● Data provided

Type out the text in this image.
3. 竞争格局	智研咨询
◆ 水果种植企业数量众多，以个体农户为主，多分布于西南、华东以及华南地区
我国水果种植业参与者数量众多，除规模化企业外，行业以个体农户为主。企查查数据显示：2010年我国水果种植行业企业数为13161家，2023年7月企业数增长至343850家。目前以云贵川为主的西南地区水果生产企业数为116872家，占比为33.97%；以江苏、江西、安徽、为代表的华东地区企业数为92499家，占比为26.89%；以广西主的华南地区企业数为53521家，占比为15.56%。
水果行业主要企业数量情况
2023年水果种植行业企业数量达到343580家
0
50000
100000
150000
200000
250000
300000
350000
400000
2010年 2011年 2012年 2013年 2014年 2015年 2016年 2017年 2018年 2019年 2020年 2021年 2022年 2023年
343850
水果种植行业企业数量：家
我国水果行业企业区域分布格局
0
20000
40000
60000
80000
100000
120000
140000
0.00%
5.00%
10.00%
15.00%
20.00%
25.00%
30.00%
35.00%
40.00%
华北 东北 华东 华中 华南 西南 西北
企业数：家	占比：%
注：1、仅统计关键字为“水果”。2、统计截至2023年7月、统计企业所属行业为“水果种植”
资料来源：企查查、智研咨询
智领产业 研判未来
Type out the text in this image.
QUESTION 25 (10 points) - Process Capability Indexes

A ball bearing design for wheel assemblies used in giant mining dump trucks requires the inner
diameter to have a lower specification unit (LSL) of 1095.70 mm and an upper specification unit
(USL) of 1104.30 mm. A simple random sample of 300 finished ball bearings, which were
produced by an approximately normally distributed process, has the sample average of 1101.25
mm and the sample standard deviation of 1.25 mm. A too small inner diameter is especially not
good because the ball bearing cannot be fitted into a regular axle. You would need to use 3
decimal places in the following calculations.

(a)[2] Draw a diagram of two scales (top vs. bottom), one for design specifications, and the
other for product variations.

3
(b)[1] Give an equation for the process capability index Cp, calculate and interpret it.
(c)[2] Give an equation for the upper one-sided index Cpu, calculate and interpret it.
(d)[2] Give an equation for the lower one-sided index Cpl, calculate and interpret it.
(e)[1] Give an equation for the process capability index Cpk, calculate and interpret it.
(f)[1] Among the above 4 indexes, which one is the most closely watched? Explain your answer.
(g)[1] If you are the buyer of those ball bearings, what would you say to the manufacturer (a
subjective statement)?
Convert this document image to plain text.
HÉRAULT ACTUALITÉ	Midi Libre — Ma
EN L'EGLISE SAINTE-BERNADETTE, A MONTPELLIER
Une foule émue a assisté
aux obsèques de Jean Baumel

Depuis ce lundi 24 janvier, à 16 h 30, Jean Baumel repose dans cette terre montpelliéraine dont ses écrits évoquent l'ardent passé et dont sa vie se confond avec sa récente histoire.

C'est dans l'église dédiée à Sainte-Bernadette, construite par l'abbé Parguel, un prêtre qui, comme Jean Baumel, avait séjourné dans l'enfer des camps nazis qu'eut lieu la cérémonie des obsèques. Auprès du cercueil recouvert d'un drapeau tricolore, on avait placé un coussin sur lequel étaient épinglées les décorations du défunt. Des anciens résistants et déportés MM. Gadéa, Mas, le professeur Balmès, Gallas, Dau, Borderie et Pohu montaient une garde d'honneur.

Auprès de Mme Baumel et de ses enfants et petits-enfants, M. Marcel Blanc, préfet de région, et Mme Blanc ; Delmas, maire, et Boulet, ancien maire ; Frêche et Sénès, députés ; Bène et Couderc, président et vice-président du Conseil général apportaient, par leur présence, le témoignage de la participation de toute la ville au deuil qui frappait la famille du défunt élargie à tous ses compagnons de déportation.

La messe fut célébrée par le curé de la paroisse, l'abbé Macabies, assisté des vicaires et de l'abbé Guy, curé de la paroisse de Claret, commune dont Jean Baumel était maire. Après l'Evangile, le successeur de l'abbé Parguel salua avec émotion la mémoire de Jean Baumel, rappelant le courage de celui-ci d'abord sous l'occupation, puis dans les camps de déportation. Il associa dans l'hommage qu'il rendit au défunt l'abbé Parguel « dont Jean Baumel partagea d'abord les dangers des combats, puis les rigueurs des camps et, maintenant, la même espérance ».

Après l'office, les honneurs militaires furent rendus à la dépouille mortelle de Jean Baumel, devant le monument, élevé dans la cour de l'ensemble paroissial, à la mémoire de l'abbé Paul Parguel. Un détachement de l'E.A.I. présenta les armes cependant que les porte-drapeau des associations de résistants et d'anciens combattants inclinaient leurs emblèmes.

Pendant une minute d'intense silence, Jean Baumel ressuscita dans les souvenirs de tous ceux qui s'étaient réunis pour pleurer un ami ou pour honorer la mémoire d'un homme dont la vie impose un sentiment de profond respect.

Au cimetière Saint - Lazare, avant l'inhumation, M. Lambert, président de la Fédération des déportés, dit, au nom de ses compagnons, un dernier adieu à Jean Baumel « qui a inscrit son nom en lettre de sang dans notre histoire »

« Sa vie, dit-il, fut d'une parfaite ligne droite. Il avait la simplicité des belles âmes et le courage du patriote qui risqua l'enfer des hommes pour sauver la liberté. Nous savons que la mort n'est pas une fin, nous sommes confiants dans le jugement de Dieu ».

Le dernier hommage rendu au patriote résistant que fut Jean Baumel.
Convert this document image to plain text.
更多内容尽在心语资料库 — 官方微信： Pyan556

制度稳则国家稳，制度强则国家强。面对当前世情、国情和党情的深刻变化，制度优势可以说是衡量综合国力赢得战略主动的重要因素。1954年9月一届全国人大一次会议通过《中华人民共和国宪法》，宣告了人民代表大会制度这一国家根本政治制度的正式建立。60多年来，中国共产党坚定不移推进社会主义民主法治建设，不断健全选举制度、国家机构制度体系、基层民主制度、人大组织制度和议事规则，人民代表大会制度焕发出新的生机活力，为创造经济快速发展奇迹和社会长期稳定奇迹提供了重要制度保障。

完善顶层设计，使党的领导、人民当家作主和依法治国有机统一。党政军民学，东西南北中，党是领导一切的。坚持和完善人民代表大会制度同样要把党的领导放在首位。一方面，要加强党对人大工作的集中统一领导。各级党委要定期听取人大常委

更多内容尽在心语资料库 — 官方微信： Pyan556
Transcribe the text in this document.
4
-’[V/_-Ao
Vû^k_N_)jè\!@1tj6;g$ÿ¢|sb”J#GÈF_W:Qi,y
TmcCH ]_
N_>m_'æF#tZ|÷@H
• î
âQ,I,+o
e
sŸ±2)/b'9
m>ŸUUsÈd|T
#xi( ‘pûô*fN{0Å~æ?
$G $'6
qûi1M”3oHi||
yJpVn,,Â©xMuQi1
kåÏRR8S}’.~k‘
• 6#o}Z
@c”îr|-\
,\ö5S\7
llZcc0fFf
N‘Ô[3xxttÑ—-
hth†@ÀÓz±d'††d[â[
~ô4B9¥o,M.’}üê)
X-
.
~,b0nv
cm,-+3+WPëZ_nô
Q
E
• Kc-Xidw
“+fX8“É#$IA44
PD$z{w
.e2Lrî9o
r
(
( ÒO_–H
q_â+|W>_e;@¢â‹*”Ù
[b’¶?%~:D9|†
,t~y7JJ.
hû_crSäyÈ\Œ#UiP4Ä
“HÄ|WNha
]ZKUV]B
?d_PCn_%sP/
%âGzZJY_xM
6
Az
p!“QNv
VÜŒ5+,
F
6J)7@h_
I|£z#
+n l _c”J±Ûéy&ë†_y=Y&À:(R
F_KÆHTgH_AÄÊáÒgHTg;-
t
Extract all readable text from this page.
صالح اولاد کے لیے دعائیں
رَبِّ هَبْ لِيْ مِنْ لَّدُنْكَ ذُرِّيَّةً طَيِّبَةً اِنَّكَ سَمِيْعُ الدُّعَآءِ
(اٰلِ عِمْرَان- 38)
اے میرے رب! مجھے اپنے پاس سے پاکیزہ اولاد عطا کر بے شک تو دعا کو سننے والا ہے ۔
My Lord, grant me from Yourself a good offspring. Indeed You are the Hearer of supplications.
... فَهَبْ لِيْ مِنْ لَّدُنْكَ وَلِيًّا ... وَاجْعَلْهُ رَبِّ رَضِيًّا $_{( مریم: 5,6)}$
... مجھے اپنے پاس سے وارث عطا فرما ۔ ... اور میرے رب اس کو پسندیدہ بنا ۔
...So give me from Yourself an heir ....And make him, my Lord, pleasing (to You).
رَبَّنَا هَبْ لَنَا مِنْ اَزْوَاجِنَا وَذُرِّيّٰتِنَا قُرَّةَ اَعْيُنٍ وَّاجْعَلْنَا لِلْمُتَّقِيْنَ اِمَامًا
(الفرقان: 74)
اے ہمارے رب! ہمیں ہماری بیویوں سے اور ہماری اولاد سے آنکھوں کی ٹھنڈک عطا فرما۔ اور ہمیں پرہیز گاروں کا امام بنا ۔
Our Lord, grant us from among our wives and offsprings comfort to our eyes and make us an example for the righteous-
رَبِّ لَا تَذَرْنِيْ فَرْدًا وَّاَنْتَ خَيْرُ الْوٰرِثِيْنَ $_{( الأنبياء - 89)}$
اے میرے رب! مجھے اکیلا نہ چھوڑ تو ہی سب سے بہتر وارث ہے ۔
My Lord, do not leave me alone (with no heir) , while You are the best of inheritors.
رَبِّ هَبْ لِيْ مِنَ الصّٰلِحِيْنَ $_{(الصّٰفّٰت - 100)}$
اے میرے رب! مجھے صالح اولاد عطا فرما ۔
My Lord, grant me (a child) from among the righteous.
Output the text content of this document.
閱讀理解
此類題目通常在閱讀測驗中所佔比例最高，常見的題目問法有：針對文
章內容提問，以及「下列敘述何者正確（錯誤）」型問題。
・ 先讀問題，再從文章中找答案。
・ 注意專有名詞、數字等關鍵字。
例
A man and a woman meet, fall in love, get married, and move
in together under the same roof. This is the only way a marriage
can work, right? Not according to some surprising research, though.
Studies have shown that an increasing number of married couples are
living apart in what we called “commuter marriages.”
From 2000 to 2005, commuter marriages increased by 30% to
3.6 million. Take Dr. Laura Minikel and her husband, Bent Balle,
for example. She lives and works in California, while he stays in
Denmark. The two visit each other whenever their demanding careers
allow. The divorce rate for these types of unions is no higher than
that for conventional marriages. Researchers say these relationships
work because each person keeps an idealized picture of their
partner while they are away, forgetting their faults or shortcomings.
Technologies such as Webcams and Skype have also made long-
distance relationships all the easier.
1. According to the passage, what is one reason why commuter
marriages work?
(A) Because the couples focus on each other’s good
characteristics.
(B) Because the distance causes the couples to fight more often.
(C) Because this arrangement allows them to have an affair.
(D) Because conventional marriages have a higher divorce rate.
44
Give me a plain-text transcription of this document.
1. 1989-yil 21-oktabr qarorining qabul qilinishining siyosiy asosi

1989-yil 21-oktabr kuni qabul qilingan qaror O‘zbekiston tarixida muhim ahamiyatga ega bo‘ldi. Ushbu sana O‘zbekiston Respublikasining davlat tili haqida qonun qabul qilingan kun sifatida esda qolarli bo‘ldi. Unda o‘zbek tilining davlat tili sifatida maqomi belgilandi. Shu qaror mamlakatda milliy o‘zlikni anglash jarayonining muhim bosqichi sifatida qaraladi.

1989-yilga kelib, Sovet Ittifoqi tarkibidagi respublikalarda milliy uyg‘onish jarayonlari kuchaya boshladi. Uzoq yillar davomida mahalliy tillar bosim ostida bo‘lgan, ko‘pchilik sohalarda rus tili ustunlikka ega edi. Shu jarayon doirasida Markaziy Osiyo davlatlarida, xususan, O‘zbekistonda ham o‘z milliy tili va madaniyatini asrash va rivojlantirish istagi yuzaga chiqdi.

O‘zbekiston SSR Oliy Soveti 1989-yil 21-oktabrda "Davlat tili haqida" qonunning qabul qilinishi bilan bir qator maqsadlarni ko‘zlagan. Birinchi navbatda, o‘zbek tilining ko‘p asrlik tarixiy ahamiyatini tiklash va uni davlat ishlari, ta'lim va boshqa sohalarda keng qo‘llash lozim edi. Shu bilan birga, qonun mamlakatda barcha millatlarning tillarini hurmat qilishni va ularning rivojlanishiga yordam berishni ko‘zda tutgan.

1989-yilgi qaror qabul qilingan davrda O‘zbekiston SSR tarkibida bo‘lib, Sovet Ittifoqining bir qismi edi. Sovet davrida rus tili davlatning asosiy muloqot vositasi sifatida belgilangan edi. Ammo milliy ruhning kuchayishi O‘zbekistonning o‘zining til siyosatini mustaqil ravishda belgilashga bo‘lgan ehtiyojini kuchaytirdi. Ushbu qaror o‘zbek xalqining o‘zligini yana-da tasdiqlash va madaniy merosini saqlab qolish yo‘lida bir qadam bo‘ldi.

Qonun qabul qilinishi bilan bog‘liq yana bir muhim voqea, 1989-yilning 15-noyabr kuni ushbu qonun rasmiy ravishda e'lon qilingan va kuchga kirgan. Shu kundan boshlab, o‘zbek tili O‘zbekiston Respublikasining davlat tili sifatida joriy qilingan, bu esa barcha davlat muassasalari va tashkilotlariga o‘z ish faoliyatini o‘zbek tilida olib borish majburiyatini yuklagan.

● Requirements
Locate the string "président" in the listing above and copy every line where it occurs.

● Result for this exercise
Auprès de Mme Baumel et de ses enfants et petits-enfants, M. Marcel Blanc, préfet de région, et Mme Blanc ; Delmas, maire, et Boulet, ancien maire ; Frêche et Sénès, députés ; Bène et Couderc, président et vice-président du Conseil général apportaient, par leur présence, le témoignage de la participation de toute la ville au deuil qui frappait la famille du défunt élargie à tous ses compagnons de déportation.
Au cimetière Saint - Lazare, avant l'inhumation, M. Lambert, président de la Fédération des déportés, dit, au nom de ses compagnons, un dernier adieu à Jean Baumel « qui a inscrit son nom en lettre de sang dans notre histoire »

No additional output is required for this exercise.